Kutipan Tersedia ->

>>>

Motor bolak balik melewati kami yang sedang berjalan. Jadi kepikiran ada apa sebenarnya di atas. Mereka tidak bawa carrier, daypack, atau tas lainnya. Malah yang perempuan bawanya tas selempang. Gak mungkin banget kan orang-orang ini mau mendaki. Eh ternyata, ada lokasi wisata. Sepertinya enak buat makan mie instan rebus sambil ngobrol santai membunuh waktu. Tapi kami, sebagai pendaki hore tidak mudah terkena godaan. Pendakian jalan terus dengan sedikit selfie.



Pelan… Pelan… Pelan

Setiap individu punya kekuatan dan kecepatannya masing-masing. Oleh karena itu, ketika naik gunung, kerjasama tim sangat dibutuhkan. Jika ada teman yang sudah lelah atau sekedar ingin istirahat, maka anggota tim lainnya, tanpa paksaan, ikut berhenti juga. And yes, saya beruntung bisa ikut dalam tim pendakian yang kerjasamanya ciamik. Meskipun sangat sering istirahat, semuanya sama-sama senang. Sesekali bahkan diiringi candaan.



Jadi saudara-saudara, kami sebagai pendaki hore bolak balik disalip oleh pendaki lain. Padahal barang bawaan mereka juga tidak kalah banyaknya. Tapi justru itu juga gak luput jadi bahan becandaan haha.

Kalau naik Gunung Merapi via New Selo, setelah dari basecamp, akan melewati perkebunan warga, dan selanjutnya disambut oleh pos bayangan. Umumnya orang-orang menempuh waktu 1 jam. Tapi karena kami sangat menikmati perjalanan, waktu tempuh sekitar 2 jam. Pos bayangan ini juga menjadi pertanda bahwa telah sampai di Gerbang Masuk Taman Nasional Gunung Merapi (TNGM).  Sejauh ini, ketinggian yang telah dicapai 2.072 mdpl.



Dari gerbang masuk TGNM, selanjutnya menuju ke Pos 1, biasa dikenal Pos 1 Watu Belah. Pendakian didominasi trek berbatu dan menanjak terjal. Pos bayangan ke Pos 1 kami tempuh sekitar 2,5 jam. Waktu tempuh relatif lama dibandingkan orang lain, ini karena kami menikmati masa transisi dari siang ke sore, sambil sesekali melihat sekitar pendakian yang ternyata jurang. Tiba di pos Watu Belah, tandanya sudah mencapai ketinggian 2.302 mdpl.



Tanpa bonus. Ini adalah ungkapan yang tepat menggambarkan pendakian dari pos 1 ke pos 2. Medan yang harus dilalui adalah bebatuan dengan kemiringan yang cukup curam. Perjalanan ditempuh kurang lebih 3 jam. Di tengah perjalanan pos 1 ke pos 2, kami sempatkan diri untuk menyaksikan transisi sore hari ke malam hari. Matahari perlahan terbenam. Kemudian cahaya dari rumah-rumah mulai bermunculan. Layaknya bukit bintang. Menenangkan banget.

<<<

Salin ulang kutipan tentang pendakian Gunung Merapi di atas, seluruhnya mulai dari "Jadi saudara-saudara, kami" terus ke bawah hingga "dicapai 2.072 mdpl.".

Data Tersimpan:

>>>

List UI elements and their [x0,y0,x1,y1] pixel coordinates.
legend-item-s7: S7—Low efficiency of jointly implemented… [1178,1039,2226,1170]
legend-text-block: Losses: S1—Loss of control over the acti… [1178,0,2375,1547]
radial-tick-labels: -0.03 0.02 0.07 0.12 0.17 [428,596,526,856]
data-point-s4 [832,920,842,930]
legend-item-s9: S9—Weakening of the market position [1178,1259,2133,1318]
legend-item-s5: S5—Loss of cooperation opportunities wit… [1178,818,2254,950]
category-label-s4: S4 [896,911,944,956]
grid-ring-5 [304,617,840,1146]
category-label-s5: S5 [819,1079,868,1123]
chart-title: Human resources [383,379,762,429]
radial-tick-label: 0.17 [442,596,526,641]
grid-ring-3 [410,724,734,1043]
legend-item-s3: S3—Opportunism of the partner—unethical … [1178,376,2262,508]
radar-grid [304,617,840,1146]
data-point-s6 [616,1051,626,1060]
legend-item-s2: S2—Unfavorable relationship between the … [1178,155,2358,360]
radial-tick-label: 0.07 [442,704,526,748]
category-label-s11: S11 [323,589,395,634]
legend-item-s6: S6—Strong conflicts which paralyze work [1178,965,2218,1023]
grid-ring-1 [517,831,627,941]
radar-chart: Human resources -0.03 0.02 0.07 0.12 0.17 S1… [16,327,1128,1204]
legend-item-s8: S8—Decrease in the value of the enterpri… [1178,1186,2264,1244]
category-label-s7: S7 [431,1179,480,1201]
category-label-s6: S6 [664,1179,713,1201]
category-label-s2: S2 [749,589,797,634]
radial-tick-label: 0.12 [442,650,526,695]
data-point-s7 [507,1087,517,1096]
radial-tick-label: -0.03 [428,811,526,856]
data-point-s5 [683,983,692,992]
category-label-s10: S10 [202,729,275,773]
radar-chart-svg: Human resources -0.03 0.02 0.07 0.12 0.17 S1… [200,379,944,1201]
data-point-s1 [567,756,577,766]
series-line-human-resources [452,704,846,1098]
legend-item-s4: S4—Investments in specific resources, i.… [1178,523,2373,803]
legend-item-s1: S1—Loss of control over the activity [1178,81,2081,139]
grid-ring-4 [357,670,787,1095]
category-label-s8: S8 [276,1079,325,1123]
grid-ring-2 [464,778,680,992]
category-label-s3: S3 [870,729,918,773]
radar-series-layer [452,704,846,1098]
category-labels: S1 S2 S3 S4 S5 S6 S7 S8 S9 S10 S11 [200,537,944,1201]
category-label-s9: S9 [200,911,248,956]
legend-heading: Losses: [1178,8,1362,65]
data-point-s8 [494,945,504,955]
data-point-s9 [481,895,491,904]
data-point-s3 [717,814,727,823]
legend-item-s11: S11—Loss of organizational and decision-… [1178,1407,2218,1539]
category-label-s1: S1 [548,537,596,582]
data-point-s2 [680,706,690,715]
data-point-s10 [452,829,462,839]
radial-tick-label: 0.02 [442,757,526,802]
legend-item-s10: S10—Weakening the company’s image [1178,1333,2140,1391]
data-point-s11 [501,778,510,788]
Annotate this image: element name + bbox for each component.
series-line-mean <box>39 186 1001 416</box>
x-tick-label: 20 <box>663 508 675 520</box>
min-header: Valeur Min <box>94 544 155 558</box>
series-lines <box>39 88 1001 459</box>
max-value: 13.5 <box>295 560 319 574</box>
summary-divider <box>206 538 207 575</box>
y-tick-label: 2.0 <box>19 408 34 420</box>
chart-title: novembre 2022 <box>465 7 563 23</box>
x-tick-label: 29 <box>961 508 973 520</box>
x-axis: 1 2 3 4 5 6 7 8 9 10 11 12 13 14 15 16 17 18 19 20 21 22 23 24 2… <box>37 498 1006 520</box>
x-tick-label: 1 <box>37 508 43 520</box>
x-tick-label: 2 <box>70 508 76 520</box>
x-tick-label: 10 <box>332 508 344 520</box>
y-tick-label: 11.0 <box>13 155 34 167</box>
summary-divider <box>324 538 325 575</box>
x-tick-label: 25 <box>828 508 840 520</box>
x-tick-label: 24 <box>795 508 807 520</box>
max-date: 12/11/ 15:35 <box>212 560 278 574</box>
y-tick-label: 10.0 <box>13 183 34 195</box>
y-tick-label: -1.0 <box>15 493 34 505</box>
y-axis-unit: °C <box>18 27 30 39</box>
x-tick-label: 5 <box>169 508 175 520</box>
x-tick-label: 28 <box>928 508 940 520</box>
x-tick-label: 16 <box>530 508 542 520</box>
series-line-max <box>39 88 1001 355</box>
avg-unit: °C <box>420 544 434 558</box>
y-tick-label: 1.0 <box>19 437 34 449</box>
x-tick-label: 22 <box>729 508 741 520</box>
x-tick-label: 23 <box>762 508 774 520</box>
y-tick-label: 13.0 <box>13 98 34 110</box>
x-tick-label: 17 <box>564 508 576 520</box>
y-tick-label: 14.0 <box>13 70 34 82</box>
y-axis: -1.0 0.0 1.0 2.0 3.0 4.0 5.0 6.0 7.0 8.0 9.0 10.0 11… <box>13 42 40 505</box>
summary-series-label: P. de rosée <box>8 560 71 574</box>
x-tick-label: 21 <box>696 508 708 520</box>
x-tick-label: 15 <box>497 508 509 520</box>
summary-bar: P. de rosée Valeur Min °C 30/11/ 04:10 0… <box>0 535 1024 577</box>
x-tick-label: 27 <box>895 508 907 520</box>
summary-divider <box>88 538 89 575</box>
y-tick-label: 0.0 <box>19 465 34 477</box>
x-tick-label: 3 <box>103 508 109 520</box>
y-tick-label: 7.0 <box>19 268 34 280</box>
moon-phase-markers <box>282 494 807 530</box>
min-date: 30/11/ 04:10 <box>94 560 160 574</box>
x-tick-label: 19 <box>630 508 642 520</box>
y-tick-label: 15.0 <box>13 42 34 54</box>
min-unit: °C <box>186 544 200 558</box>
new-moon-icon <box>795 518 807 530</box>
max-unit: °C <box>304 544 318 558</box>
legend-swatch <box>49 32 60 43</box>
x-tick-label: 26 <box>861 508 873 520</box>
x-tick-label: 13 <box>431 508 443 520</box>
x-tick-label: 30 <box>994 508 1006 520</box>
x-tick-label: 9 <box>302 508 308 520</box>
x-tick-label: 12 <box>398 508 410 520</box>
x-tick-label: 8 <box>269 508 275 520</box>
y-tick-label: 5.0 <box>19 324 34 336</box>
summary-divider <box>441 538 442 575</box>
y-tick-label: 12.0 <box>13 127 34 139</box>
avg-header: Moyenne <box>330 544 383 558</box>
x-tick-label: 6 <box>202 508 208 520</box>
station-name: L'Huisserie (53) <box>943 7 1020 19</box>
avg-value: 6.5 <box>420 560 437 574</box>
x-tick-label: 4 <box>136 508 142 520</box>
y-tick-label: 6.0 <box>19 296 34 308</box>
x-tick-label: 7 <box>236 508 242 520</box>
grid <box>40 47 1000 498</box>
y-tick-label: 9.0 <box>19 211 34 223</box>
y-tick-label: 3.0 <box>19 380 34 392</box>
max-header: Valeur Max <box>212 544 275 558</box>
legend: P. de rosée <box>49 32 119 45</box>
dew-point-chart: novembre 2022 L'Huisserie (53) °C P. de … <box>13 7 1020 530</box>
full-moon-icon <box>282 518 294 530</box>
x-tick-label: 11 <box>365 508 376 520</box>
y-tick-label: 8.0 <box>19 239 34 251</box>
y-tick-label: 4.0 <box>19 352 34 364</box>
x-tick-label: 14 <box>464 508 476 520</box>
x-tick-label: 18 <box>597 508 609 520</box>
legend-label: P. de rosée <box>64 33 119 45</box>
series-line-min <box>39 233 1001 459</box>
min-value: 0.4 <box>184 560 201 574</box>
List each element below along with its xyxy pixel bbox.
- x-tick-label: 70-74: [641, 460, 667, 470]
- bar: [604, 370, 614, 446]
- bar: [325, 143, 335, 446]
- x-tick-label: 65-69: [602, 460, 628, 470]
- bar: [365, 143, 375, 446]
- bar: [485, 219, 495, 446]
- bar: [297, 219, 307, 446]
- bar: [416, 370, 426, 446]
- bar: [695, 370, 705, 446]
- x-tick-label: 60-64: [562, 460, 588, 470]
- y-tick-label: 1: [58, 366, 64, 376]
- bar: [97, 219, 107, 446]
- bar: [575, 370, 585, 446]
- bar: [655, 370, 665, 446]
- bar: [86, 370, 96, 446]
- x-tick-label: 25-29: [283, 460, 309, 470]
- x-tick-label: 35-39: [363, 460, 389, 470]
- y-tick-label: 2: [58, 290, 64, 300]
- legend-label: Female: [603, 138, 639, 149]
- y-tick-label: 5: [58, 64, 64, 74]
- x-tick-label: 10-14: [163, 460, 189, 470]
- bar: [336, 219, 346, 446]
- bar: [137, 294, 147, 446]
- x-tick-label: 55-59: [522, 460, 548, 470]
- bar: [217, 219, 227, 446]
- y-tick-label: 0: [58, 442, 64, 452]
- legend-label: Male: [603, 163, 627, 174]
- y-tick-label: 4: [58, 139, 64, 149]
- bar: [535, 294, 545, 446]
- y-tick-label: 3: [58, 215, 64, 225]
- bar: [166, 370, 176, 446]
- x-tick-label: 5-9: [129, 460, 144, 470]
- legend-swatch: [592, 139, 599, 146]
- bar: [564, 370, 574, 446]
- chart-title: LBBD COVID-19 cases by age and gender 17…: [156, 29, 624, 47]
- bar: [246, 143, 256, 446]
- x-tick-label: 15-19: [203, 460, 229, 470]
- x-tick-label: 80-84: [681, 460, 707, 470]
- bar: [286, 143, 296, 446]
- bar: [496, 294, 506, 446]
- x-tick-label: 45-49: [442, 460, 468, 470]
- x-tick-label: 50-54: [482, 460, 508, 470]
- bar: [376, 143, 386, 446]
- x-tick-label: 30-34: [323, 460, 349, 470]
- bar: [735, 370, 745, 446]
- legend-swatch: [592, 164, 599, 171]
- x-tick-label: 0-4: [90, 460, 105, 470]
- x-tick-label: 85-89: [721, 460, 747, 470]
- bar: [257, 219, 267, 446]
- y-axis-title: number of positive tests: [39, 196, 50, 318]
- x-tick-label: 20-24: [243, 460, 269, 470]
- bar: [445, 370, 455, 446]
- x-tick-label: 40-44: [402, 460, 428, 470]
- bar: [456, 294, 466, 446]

<<<

Penyelesaian Soal ->
Jadi saudara-saudara, kami sebagai pendaki hore bolak balik disalip oleh pendaki lain. Padahal barang bawaan mereka juga tidak kalah banyaknya. Tapi justru itu juga gak luput jadi bahan becandaan haha.

Kalau naik Gunung Merapi via New Selo, setelah dari basecamp, akan melewati perkebunan warga, dan selanjutnya disambut oleh pos bayangan. Umumnya orang-orang menempuh waktu 1 jam. Tapi karena kami sangat menikmati perjalanan, waktu tempuh sekitar 2 jam. Pos bayangan ini juga menjadi pertanda bahwa telah sampai di Gerbang Masuk Taman Nasional Gunung Merapi (TNGM).  Sejauh ini, ketinggian yang telah dicapai 2.072 mdpl.